- [TASK INSTRUCTIONS] Take the data that follows and retype it word for word.

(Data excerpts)
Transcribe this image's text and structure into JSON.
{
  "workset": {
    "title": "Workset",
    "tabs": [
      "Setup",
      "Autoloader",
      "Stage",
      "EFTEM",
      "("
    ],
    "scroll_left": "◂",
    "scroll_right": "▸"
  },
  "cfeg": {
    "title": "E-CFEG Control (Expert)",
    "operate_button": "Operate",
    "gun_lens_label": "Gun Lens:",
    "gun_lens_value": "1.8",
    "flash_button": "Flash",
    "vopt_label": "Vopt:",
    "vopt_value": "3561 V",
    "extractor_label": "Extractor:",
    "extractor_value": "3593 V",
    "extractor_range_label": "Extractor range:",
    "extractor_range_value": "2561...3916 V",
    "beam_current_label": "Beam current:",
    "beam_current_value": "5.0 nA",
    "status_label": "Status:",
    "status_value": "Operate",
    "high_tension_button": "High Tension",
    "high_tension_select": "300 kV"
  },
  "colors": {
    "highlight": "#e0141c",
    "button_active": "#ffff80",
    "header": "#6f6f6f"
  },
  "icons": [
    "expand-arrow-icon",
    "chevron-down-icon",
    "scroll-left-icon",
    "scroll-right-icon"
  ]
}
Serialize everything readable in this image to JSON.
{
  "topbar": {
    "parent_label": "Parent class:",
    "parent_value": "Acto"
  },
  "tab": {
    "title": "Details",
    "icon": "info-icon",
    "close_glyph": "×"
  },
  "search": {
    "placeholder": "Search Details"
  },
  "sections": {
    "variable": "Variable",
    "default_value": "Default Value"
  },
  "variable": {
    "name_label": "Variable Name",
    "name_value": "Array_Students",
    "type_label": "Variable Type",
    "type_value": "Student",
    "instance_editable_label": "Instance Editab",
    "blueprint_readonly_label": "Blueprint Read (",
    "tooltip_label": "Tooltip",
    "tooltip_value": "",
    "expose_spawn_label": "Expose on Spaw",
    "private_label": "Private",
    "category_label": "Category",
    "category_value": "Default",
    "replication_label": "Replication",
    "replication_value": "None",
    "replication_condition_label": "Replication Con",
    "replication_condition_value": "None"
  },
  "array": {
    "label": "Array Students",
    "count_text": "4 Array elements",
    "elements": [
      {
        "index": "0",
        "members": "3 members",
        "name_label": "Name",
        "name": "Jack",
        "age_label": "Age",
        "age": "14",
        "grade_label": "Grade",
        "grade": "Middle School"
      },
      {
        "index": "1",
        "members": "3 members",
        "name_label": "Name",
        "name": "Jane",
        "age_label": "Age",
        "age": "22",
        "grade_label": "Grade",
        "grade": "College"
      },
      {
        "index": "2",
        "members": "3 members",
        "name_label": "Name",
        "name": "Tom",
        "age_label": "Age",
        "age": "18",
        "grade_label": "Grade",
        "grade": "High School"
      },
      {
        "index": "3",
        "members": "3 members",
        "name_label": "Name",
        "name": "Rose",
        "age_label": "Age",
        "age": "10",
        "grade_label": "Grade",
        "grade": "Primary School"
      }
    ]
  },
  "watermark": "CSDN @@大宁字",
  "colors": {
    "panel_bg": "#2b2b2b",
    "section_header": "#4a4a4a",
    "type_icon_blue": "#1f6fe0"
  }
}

- [REPLY TO THE TASK]
Transcribe this image's text and structure into JSON.
{
  "workset": {
    "title": "Workset",
    "tabs": [
      "Setup",
      "Autoloader",
      "Stage",
      "EFTEM",
      "("
    ],
    "scroll_left": "◂",
    "scroll_right": "▸"
  },
  "cfeg": {
    "title": "E-CFEG Control (Expert)",
    "operate_button": "Operate",
    "gun_lens_label": "Gun Lens:",
    "gun_lens_value": "1.8",
    "flash_button": "Flash",
    "vopt_label": "Vopt:",
    "vopt_value": "3561 V",
    "extractor_label": "Extractor:",
    "extractor_value": "3593 V",
    "extractor_range_label": "Extractor range:",
    "extractor_range_value": "2561...3916 V",
    "beam_current_label": "Beam current:",
    "beam_current_value": "5.0 nA",
    "status_label": "Status:",
    "status_value": "Operate",
    "high_tension_button": "High Tension",
    "high_tension_select": "300 kV"
  },
  "colors": {
    "highlight": "#e0141c",
    "button_active": "#ffff80",
    "header": "#6f6f6f"
  },
  "icons": [
    "expand-arrow-icon",
    "chevron-down-icon",
    "scroll-left-icon",
    "scroll-right-icon"
  ]
}
Serialize everything readable in this image to JSON.
{
  "topbar": {
    "parent_label": "Parent class:",
    "parent_value": "Acto"
  },
  "tab": {
    "title": "Details",
    "icon": "info-icon",
    "close_glyph": "×"
  },
  "search": {
    "placeholder": "Search Details"
  },
  "sections": {
    "variable": "Variable",
    "default_value": "Default Value"
  },
  "variable": {
    "name_label": "Variable Name",
    "name_value": "Array_Students",
    "type_label": "Variable Type",
    "type_value": "Student",
    "instance_editable_label": "Instance Editab",
    "blueprint_readonly_label": "Blueprint Read (",
    "tooltip_label": "Tooltip",
    "tooltip_value": "",
    "expose_spawn_label": "Expose on Spaw",
    "private_label": "Private",
    "category_label": "Category",
    "category_value": "Default",
    "replication_label": "Replication",
    "replication_value": "None",
    "replication_condition_label": "Replication Con",
    "replication_condition_value": "None"
  },
  "array": {
    "label": "Array Students",
    "count_text": "4 Array elements",
    "elements": [
      {
        "index": "0",
        "members": "3 members",
        "name_label": "Name",
        "name": "Jack",
        "age_label": "Age",
        "age": "14",
        "grade_label": "Grade",
        "grade": "Middle School"
      },
      {
        "index": "1",
        "members": "3 members",
        "name_label": "Name",
        "name": "Jane",
        "age_label": "Age",
        "age": "22",
        "grade_label": "Grade",
        "grade": "College"
      },
      {
        "index": "2",
        "members": "3 members",
        "name_label": "Name",
        "name": "Tom",
        "age_label": "Age",
        "age": "18",
        "grade_label": "Grade",
        "grade": "High School"
      },
      {
        "index": "3",
        "members": "3 members",
        "name_label": "Name",
        "name": "Rose",
        "age_label": "Age",
        "age": "10",
        "grade_label": "Grade",
        "grade": "Primary School"
      }
    ]
  },
  "watermark": "CSDN @@大宁字",
  "colors": {
    "panel_bg": "#2b2b2b",
    "section_header": "#4a4a4a",
    "type_icon_blue": "#1f6fe0"
  }
}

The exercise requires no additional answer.